------ AVAILABLE RECORDS

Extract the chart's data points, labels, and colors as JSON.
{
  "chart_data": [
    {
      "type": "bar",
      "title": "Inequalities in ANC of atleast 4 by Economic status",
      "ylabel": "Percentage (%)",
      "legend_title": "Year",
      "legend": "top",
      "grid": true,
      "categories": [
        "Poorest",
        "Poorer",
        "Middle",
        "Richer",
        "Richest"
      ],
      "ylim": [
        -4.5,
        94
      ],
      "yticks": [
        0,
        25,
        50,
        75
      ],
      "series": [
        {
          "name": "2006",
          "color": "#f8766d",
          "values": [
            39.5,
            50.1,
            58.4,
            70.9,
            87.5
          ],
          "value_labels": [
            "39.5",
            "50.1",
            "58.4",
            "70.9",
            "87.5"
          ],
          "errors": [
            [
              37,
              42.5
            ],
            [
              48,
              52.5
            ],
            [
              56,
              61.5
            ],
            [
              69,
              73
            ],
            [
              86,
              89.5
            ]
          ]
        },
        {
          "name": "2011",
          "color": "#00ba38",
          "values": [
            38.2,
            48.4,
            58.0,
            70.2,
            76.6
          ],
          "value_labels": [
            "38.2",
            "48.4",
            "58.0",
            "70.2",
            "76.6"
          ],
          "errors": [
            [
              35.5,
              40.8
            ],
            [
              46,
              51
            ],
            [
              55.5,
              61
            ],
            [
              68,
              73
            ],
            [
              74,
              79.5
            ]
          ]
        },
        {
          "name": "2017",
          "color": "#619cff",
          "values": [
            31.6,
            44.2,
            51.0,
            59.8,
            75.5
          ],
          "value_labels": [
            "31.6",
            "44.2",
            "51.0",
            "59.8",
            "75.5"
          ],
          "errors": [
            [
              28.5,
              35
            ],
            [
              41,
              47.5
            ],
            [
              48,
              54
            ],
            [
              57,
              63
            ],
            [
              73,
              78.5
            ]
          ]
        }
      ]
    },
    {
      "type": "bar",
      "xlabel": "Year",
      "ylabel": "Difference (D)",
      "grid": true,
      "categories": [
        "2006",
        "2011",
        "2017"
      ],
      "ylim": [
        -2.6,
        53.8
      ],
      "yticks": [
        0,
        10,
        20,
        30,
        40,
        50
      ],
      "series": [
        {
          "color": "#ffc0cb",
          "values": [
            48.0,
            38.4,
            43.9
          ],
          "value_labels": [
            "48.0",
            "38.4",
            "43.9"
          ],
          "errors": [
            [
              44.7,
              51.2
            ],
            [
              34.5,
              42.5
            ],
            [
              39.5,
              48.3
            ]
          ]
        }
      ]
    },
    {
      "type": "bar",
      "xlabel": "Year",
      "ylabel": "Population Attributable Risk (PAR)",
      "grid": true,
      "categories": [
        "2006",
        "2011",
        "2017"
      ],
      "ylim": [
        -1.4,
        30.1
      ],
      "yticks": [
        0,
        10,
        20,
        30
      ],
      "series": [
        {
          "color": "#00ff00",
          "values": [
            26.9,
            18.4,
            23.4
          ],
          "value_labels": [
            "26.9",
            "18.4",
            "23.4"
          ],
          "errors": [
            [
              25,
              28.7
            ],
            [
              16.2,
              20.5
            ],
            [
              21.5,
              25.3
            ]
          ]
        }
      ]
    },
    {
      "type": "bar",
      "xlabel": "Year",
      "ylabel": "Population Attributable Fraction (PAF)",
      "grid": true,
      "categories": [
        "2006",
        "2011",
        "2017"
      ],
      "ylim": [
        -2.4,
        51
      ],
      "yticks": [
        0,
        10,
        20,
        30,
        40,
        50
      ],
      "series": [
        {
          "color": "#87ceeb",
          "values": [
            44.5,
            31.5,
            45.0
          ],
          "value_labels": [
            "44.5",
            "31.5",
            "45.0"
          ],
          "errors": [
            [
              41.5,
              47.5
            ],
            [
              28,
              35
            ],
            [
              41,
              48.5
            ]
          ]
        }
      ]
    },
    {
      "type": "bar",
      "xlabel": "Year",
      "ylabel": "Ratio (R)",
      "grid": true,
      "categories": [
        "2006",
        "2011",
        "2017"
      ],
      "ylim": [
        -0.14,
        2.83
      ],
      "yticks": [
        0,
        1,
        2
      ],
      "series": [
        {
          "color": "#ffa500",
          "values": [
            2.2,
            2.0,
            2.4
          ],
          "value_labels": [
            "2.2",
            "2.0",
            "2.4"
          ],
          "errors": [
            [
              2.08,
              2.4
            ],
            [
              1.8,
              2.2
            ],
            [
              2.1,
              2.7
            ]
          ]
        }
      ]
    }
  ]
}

------------

**TASK DIRECTIONS**. Quote all the records. Keep every word exact.

**ANSWER TO THE PROBLEM**.
Extract the chart's data points, labels, and colors as JSON.
{
  "chart_data": [
    {
      "type": "bar",
      "title": "Inequalities in ANC of atleast 4 by Economic status",
      "ylabel": "Percentage (%)",
      "legend_title": "Year",
      "legend": "top",
      "grid": true,
      "categories": [
        "Poorest",
        "Poorer",
        "Middle",
        "Richer",
        "Richest"
      ],
      "ylim": [
        -4.5,
        94
      ],
      "yticks": [
        0,
        25,
        50,
        75
      ],
      "series": [
        {
          "name": "2006",
          "color": "#f8766d",
          "values": [
            39.5,
            50.1,
            58.4,
            70.9,
            87.5
          ],
          "value_labels": [
            "39.5",
            "50.1",
            "58.4",
            "70.9",
            "87.5"
          ],
          "errors": [
            [
              37,
              42.5
            ],
            [
              48,
              52.5
            ],
            [
              56,
              61.5
            ],
            [
              69,
              73
            ],
            [
              86,
              89.5
            ]
          ]
        },
        {
          "name": "2011",
          "color": "#00ba38",
          "values": [
            38.2,
            48.4,
            58.0,
            70.2,
            76.6
          ],
          "value_labels": [
            "38.2",
            "48.4",
            "58.0",
            "70.2",
            "76.6"
          ],
          "errors": [
            [
              35.5,
              40.8
            ],
            [
              46,
              51
            ],
            [
              55.5,
              61
            ],
            [
              68,
              73
            ],
            [
              74,
              79.5
            ]
          ]
        },
        {
          "name": "2017",
          "color": "#619cff",
          "values": [
            31.6,
            44.2,
            51.0,
            59.8,
            75.5
          ],
          "value_labels": [
            "31.6",
            "44.2",
            "51.0",
            "59.8",
            "75.5"
          ],
          "errors": [
            [
              28.5,
              35
            ],
            [
              41,
              47.5
            ],
            [
              48,
              54
            ],
            [
              57,
              63
            ],
            [
              73,
              78.5
            ]
          ]
        }
      ]
    },
    {
      "type": "bar",
      "xlabel": "Year",
      "ylabel": "Difference (D)",
      "grid": true,
      "categories": [
        "2006",
        "2011",
        "2017"
      ],
      "ylim": [
        -2.6,
        53.8
      ],
      "yticks": [
        0,
        10,
        20,
        30,
        40,
        50
      ],
      "series": [
        {
          "color": "#ffc0cb",
          "values": [
            48.0,
            38.4,
            43.9
          ],
          "value_labels": [
            "48.0",
            "38.4",
            "43.9"
          ],
          "errors": [
            [
              44.7,
              51.2
            ],
            [
              34.5,
              42.5
            ],
            [
              39.5,
              48.3
            ]
          ]
        }
      ]
    },
    {
      "type": "bar",
      "xlabel": "Year",
      "ylabel": "Population Attributable Risk (PAR)",
      "grid": true,
      "categories": [
        "2006",
        "2011",
        "2017"
      ],
      "ylim": [
        -1.4,
        30.1
      ],
      "yticks": [
        0,
        10,
        20,
        30
      ],
      "series": [
        {
          "color": "#00ff00",
          "values": [
            26.9,
            18.4,
            23.4
          ],
          "value_labels": [
            "26.9",
            "18.4",
            "23.4"
          ],
          "errors": [
            [
              25,
              28.7
            ],
            [
              16.2,
              20.5
            ],
            [
              21.5,
              25.3
            ]
          ]
        }
      ]
    },
    {
      "type": "bar",
      "xlabel": "Year",
      "ylabel": "Population Attributable Fraction (PAF)",
      "grid": true,
      "categories": [
        "2006",
        "2011",
        "2017"
      ],
      "ylim": [
        -2.4,
        51
      ],
      "yticks": [
        0,
        10,
        20,
        30,
        40,
        50
      ],
      "series": [
        {
          "color": "#87ceeb",
          "values": [
            44.5,
            31.5,
            45.0
          ],
          "value_labels": [
            "44.5",
            "31.5",
            "45.0"
          ],
          "errors": [
            [
              41.5,
              47.5
            ],
            [
              28,
              35
            ],
            [
              41,
              48.5
            ]
          ]
        }
      ]
    },
    {
      "type": "bar",
      "xlabel": "Year",
      "ylabel": "Ratio (R)",
      "grid": true,
      "categories": [
        "2006",
        "2011",
        "2017"
      ],
      "ylim": [
        -0.14,
        2.83
      ],
      "yticks": [
        0,
        1,
        2
      ],
      "series": [
        {
          "color": "#ffa500",
          "values": [
            2.2,
            2.0,
            2.4
          ],
          "value_labels": [
            "2.2",
            "2.0",
            "2.4"
          ],
          "errors": [
            [
              2.08,
              2.4
            ],
            [
              1.8,
              2.2
            ],
            [
              2.1,
              2.7
            ]
          ]
        }
      ]
    }
  ]
}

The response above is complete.